*EXERCISE DESCRIPTION*.
Reproduce the records that follow in full, excluding any picture they contain.

*RECORD LIST*.
# # # # #
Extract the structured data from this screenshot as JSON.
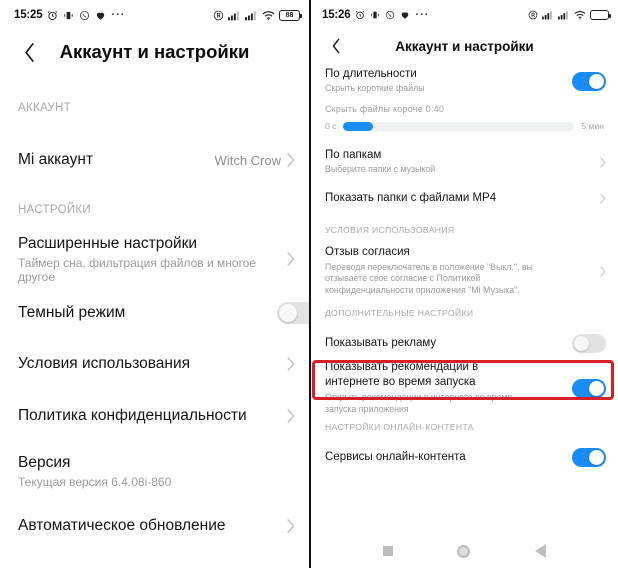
{
  "left": {
    "status": {
      "time": "15:25",
      "icons": [
        "alarm-icon",
        "vibrate-icon",
        "call-icon",
        "heart-icon"
      ],
      "overflow": "···",
      "right_icons": [
        "registered-icon",
        "signal-icon",
        "signal-icon",
        "wifi-icon"
      ],
      "battery": "88"
    },
    "appbar": {
      "back": "‹",
      "title": "Аккаунт и настройки"
    },
    "sections": [
      {
        "header": "АККАУНТ",
        "rows": [
          {
            "title": "Mi аккаунт",
            "sub": "",
            "value": "Witch Crow",
            "control": "chevron"
          }
        ]
      },
      {
        "header": "НАСТРОЙКИ",
        "rows": [
          {
            "title": "Расширенные настройки",
            "sub": "Таймер сна, фильтрация файлов и многое другое",
            "value": "",
            "control": "chevron"
          },
          {
            "title": "Темный режим",
            "sub": "",
            "value": "",
            "control": "toggle-off"
          },
          {
            "title": "Условия использования",
            "sub": "",
            "value": "",
            "control": "chevron"
          },
          {
            "title": "Политика конфиденциальности",
            "sub": "",
            "value": "",
            "control": "chevron"
          },
          {
            "title": "Версия",
            "sub": "Текущая версия 6.4.08i-860",
            "value": "",
            "control": "none"
          },
          {
            "title": "Автоматическое обновление",
            "sub": "",
            "value": "",
            "control": "chevron"
          }
        ]
      }
    ]
  },
  "right": {
    "status": {
      "time": "15:26",
      "icons": [
        "alarm-icon",
        "vibrate-icon",
        "call-icon",
        "heart-icon"
      ],
      "overflow": "···",
      "right_icons": [
        "registered-icon",
        "signal-icon",
        "signal-icon",
        "wifi-icon"
      ],
      "battery": ""
    },
    "appbar": {
      "back": "‹",
      "title": "Аккаунт и настройки"
    },
    "duration_row": {
      "title": "По длительности",
      "sub": "Скрыть короткие файлы",
      "control": "toggle-on"
    },
    "slider": {
      "label": "Скрыть файлы короче 0:40",
      "min_label": "0 с",
      "max_label": "5 мин",
      "percent": 13
    },
    "rows_top": [
      {
        "title": "По папкам",
        "sub": "Выберите папки с музыкой",
        "control": "chevron"
      },
      {
        "title": "Показать папки с файлами MP4",
        "sub": "",
        "control": "chevron"
      }
    ],
    "section_terms": {
      "header": "УСЛОВИЯ ИСПОЛЬЗОВАНИЯ",
      "row": {
        "title": "Отзыв согласия",
        "sub": "Переводя переключатель в положение \"Выкл.\", вы отзываете свое согласие с Политикой конфиденциальности приложения \"Mi Музыка\".",
        "control": "chevron"
      }
    },
    "section_extra": {
      "header": "ДОПОЛНИТЕЛЬНЫЕ НАСТРОЙКИ",
      "rows": [
        {
          "title": "Показывать рекламу",
          "sub": "",
          "control": "toggle-off",
          "highlighted": true
        },
        {
          "title": "Показывать рекомендации в интернете во время запуска",
          "sub": "Открыть рекомендации в интернете во время запуска приложения",
          "control": "toggle-on",
          "highlighted": false
        }
      ]
    },
    "section_online": {
      "header": "НАСТРОЙКИ ОНЛАЙН-КОНТЕНТА",
      "rows": [
        {
          "title": "Сервисы онлайн-контента",
          "sub": "",
          "control": "toggle-on"
        }
      ]
    },
    "navbar": [
      "recents-square-icon",
      "home-circle-icon",
      "back-triangle-icon"
    ]
  },
  "colors": {
    "accent": "#1a8cf5",
    "highlight": "#d81f26",
    "text": "#141414",
    "muted": "#9b9b9b"
  }
}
# # # # #
*THE RESULT*.
Extract the structured data from this screenshot as JSON.
{
  "left": {
    "status": {
      "time": "15:25",
      "icons": [
        "alarm-icon",
        "vibrate-icon",
        "call-icon",
        "heart-icon"
      ],
      "overflow": "···",
      "right_icons": [
        "registered-icon",
        "signal-icon",
        "signal-icon",
        "wifi-icon"
      ],
      "battery": "88"
    },
    "appbar": {
      "back": "‹",
      "title": "Аккаунт и настройки"
    },
    "sections": [
      {
        "header": "АККАУНТ",
        "rows": [
          {
            "title": "Mi аккаунт",
            "sub": "",
            "value": "Witch Crow",
            "control": "chevron"
          }
        ]
      },
      {
        "header": "НАСТРОЙКИ",
        "rows": [
          {
            "title": "Расширенные настройки",
            "sub": "Таймер сна, фильтрация файлов и многое другое",
            "value": "",
            "control": "chevron"
          },
          {
            "title": "Темный режим",
            "sub": "",
            "value": "",
            "control": "toggle-off"
          },
          {
            "title": "Условия использования",
            "sub": "",
            "value": "",
            "control": "chevron"
          },
          {
            "title": "Политика конфиденциальности",
            "sub": "",
            "value": "",
            "control": "chevron"
          },
          {
            "title": "Версия",
            "sub": "Текущая версия 6.4.08i-860",
            "value": "",
            "control": "none"
          },
          {
            "title": "Автоматическое обновление",
            "sub": "",
            "value": "",
            "control": "chevron"
          }
        ]
      }
    ]
  },
  "right": {
    "status": {
      "time": "15:26",
      "icons": [
        "alarm-icon",
        "vibrate-icon",
        "call-icon",
        "heart-icon"
      ],
      "overflow": "···",
      "right_icons": [
        "registered-icon",
        "signal-icon",
        "signal-icon",
        "wifi-icon"
      ],
      "battery": ""
    },
    "appbar": {
      "back": "‹",
      "title": "Аккаунт и настройки"
    },
    "duration_row": {
      "title": "По длительности",
      "sub": "Скрыть короткие файлы",
      "control": "toggle-on"
    },
    "slider": {
      "label": "Скрыть файлы короче 0:40",
      "min_label": "0 с",
      "max_label": "5 мин",
      "percent": 13
    },
    "rows_top": [
      {
        "title": "По папкам",
        "sub": "Выберите папки с музыкой",
        "control": "chevron"
      },
      {
        "title": "Показать папки с файлами MP4",
        "sub": "",
        "control": "chevron"
      }
    ],
    "section_terms": {
      "header": "УСЛОВИЯ ИСПОЛЬЗОВАНИЯ",
      "row": {
        "title": "Отзыв согласия",
        "sub": "Переводя переключатель в положение \"Выкл.\", вы отзываете свое согласие с Политикой конфиденциальности приложения \"Mi Музыка\".",
        "control": "chevron"
      }
    },
    "section_extra": {
      "header": "ДОПОЛНИТЕЛЬНЫЕ НАСТРОЙКИ",
      "rows": [
        {
          "title": "Показывать рекламу",
          "sub": "",
          "control": "toggle-off",
          "highlighted": true
        },
        {
          "title": "Показывать рекомендации в интернете во время запуска",
          "sub": "Открыть рекомендации в интернете во время запуска приложения",
          "control": "toggle-on",
          "highlighted": false
        }
      ]
    },
    "section_online": {
      "header": "НАСТРОЙКИ ОНЛАЙН-КОНТЕНТА",
      "rows": [
        {
          "title": "Сервисы онлайн-контента",
          "sub": "",
          "control": "toggle-on"
        }
      ]
    },
    "navbar": [
      "recents-square-icon",
      "home-circle-icon",
      "back-triangle-icon"
    ]
  },
  "colors": {
    "accent": "#1a8cf5",
    "highlight": "#d81f26",
    "text": "#141414",
    "muted": "#9b9b9b"
  }
}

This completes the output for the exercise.